= WHAT IS REQUIRED =
Quote the listing below in its entirety.

━━━━━━━━━━━━━━━━

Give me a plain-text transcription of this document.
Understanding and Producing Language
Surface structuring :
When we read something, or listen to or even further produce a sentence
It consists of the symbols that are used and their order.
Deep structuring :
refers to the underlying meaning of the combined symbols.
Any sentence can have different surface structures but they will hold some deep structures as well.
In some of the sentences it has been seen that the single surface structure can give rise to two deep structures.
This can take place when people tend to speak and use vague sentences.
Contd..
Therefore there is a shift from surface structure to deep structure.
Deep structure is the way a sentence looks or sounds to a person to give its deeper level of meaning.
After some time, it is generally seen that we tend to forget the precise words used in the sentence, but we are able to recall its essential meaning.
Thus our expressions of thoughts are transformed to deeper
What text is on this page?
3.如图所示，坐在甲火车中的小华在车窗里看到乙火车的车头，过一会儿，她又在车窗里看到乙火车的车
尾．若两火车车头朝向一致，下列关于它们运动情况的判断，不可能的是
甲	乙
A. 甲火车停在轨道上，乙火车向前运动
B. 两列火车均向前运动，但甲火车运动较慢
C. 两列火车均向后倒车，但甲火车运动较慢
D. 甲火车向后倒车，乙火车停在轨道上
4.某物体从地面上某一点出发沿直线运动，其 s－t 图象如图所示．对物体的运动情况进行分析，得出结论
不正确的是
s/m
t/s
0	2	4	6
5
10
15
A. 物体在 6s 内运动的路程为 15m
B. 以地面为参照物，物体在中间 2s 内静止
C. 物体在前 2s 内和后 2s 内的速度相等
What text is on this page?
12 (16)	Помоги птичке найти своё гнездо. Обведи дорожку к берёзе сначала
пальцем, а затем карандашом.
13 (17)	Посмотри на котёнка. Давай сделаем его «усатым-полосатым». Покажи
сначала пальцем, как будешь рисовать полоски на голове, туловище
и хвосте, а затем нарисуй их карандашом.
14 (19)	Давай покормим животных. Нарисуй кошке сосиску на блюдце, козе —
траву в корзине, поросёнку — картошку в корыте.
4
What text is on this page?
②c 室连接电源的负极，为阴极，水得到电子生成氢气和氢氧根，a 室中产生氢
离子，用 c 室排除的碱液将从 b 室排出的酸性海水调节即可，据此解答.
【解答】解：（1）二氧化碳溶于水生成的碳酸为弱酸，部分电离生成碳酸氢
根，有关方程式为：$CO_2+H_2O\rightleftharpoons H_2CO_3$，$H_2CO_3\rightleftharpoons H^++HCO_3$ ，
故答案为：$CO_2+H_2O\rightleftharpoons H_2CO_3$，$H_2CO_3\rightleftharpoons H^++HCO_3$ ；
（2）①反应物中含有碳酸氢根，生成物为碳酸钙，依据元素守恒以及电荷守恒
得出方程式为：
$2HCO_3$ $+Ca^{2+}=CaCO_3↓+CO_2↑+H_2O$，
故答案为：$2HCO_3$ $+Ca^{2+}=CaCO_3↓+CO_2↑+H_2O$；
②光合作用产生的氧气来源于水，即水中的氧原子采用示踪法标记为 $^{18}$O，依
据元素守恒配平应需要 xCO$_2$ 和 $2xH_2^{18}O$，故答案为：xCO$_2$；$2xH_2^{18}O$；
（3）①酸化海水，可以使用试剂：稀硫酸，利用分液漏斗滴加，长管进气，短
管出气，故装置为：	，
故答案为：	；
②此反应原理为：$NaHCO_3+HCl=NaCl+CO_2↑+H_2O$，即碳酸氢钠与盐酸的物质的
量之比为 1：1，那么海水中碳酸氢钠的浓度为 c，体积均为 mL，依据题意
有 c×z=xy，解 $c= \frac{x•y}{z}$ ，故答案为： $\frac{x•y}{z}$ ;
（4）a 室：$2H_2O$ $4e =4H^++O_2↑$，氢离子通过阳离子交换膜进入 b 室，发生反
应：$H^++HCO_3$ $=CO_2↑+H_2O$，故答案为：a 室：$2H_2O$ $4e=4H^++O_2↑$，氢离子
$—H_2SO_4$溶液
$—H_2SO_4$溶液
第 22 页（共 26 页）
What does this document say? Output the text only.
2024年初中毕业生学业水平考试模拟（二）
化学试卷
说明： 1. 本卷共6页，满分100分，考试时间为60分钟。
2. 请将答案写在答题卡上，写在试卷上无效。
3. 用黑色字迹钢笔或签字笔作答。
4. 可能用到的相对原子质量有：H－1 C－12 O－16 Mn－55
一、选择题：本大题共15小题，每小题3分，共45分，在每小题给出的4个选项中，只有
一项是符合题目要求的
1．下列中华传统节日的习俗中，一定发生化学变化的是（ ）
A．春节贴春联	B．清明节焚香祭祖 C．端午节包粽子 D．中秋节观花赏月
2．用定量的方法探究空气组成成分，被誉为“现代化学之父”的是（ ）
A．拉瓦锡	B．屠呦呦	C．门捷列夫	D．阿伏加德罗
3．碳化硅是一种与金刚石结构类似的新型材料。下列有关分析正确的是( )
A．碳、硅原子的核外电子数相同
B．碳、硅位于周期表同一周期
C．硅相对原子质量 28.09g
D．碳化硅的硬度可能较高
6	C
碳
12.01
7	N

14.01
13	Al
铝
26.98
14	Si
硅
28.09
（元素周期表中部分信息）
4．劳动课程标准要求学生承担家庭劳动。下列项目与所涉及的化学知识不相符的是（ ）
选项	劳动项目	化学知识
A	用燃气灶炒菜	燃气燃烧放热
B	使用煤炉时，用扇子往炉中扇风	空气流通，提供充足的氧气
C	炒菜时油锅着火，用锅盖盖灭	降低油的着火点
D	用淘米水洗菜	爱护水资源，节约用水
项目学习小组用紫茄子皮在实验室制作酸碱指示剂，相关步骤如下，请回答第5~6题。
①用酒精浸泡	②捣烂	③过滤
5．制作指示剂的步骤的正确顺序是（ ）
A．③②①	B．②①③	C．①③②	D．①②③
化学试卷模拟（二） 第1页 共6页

━━━━━━━━━━━━━━━━

= RESULT OF THE TASK =
Give me a plain-text transcription of this document.
Understanding and Producing Language
Surface structuring :
When we read something, or listen to or even further produce a sentence
It consists of the symbols that are used and their order.
Deep structuring :
refers to the underlying meaning of the combined symbols.
Any sentence can have different surface structures but they will hold some deep structures as well.
In some of the sentences it has been seen that the single surface structure can give rise to two deep structures.
This can take place when people tend to speak and use vague sentences.
Contd..
Therefore there is a shift from surface structure to deep structure.
Deep structure is the way a sentence looks or sounds to a person to give its deeper level of meaning.
After some time, it is generally seen that we tend to forget the precise words used in the sentence, but we are able to recall its essential meaning.
Thus our expressions of thoughts are transformed to deeper
What text is on this page?
3.如图所示，坐在甲火车中的小华在车窗里看到乙火车的车头，过一会儿，她又在车窗里看到乙火车的车
尾．若两火车车头朝向一致，下列关于它们运动情况的判断，不可能的是
甲	乙
A. 甲火车停在轨道上，乙火车向前运动
B. 两列火车均向前运动，但甲火车运动较慢
C. 两列火车均向后倒车，但甲火车运动较慢
D. 甲火车向后倒车，乙火车停在轨道上
4.某物体从地面上某一点出发沿直线运动，其 s－t 图象如图所示．对物体的运动情况进行分析，得出结论
不正确的是
s/m
t/s
0	2	4	6
5
10
15
A. 物体在 6s 内运动的路程为 15m
B. 以地面为参照物，物体在中间 2s 内静止
C. 物体在前 2s 内和后 2s 内的速度相等
What text is on this page?
12 (16)	Помоги птичке найти своё гнездо. Обведи дорожку к берёзе сначала
пальцем, а затем карандашом.
13 (17)	Посмотри на котёнка. Давай сделаем его «усатым-полосатым». Покажи
сначала пальцем, как будешь рисовать полоски на голове, туловище
и хвосте, а затем нарисуй их карандашом.
14 (19)	Давай покормим животных. Нарисуй кошке сосиску на блюдце, козе —
траву в корзине, поросёнку — картошку в корыте.
4
What text is on this page?
②c 室连接电源的负极，为阴极，水得到电子生成氢气和氢氧根，a 室中产生氢
离子，用 c 室排除的碱液将从 b 室排出的酸性海水调节即可，据此解答.
【解答】解：（1）二氧化碳溶于水生成的碳酸为弱酸，部分电离生成碳酸氢
根，有关方程式为：$CO_2+H_2O\rightleftharpoons H_2CO_3$，$H_2CO_3\rightleftharpoons H^++HCO_3$ ，
故答案为：$CO_2+H_2O\rightleftharpoons H_2CO_3$，$H_2CO_3\rightleftharpoons H^++HCO_3$ ；
（2）①反应物中含有碳酸氢根，生成物为碳酸钙，依据元素守恒以及电荷守恒
得出方程式为：
$2HCO_3$ $+Ca^{2+}=CaCO_3↓+CO_2↑+H_2O$，
故答案为：$2HCO_3$ $+Ca^{2+}=CaCO_3↓+CO_2↑+H_2O$；
②光合作用产生的氧气来源于水，即水中的氧原子采用示踪法标记为 $^{18}$O，依
据元素守恒配平应需要 xCO$_2$ 和 $2xH_2^{18}O$，故答案为：xCO$_2$；$2xH_2^{18}O$；
（3）①酸化海水，可以使用试剂：稀硫酸，利用分液漏斗滴加，长管进气，短
管出气，故装置为：	，
故答案为：	；
②此反应原理为：$NaHCO_3+HCl=NaCl+CO_2↑+H_2O$，即碳酸氢钠与盐酸的物质的
量之比为 1：1，那么海水中碳酸氢钠的浓度为 c，体积均为 mL，依据题意
有 c×z=xy，解 $c= \frac{x•y}{z}$ ，故答案为： $\frac{x•y}{z}$ ;
（4）a 室：$2H_2O$ $4e =4H^++O_2↑$，氢离子通过阳离子交换膜进入 b 室，发生反
应：$H^++HCO_3$ $=CO_2↑+H_2O$，故答案为：a 室：$2H_2O$ $4e=4H^++O_2↑$，氢离子
$—H_2SO_4$溶液
$—H_2SO_4$溶液
第 22 页（共 26 页）
What does this document say? Output the text only.
2024年初中毕业生学业水平考试模拟（二）
化学试卷
说明： 1. 本卷共6页，满分100分，考试时间为60分钟。
2. 请将答案写在答题卡上，写在试卷上无效。
3. 用黑色字迹钢笔或签字笔作答。
4. 可能用到的相对原子质量有：H－1 C－12 O－16 Mn－55
一、选择题：本大题共15小题，每小题3分，共45分，在每小题给出的4个选项中，只有
一项是符合题目要求的
1．下列中华传统节日的习俗中，一定发生化学变化的是（ ）
A．春节贴春联	B．清明节焚香祭祖 C．端午节包粽子 D．中秋节观花赏月
2．用定量的方法探究空气组成成分，被誉为“现代化学之父”的是（ ）
A．拉瓦锡	B．屠呦呦	C．门捷列夫	D．阿伏加德罗
3．碳化硅是一种与金刚石结构类似的新型材料。下列有关分析正确的是( )
A．碳、硅原子的核外电子数相同
B．碳、硅位于周期表同一周期
C．硅相对原子质量 28.09g
D．碳化硅的硬度可能较高
6	C
碳
12.01
7	N

14.01
13	Al
铝
26.98
14	Si
硅
28.09
（元素周期表中部分信息）
4．劳动课程标准要求学生承担家庭劳动。下列项目与所涉及的化学知识不相符的是（ ）
选项	劳动项目	化学知识
A	用燃气灶炒菜	燃气燃烧放热
B	使用煤炉时，用扇子往炉中扇风	空气流通，提供充足的氧气
C	炒菜时油锅着火，用锅盖盖灭	降低油的着火点
D	用淘米水洗菜	爱护水资源，节约用水
项目学习小组用紫茄子皮在实验室制作酸碱指示剂，相关步骤如下，请回答第5~6题。
①用酒精浸泡	②捣烂	③过滤
5．制作指示剂的步骤的正确顺序是（ ）
A．③②①	B．②①③	C．①③②	D．①②③
化学试卷模拟（二） 第1页 共6页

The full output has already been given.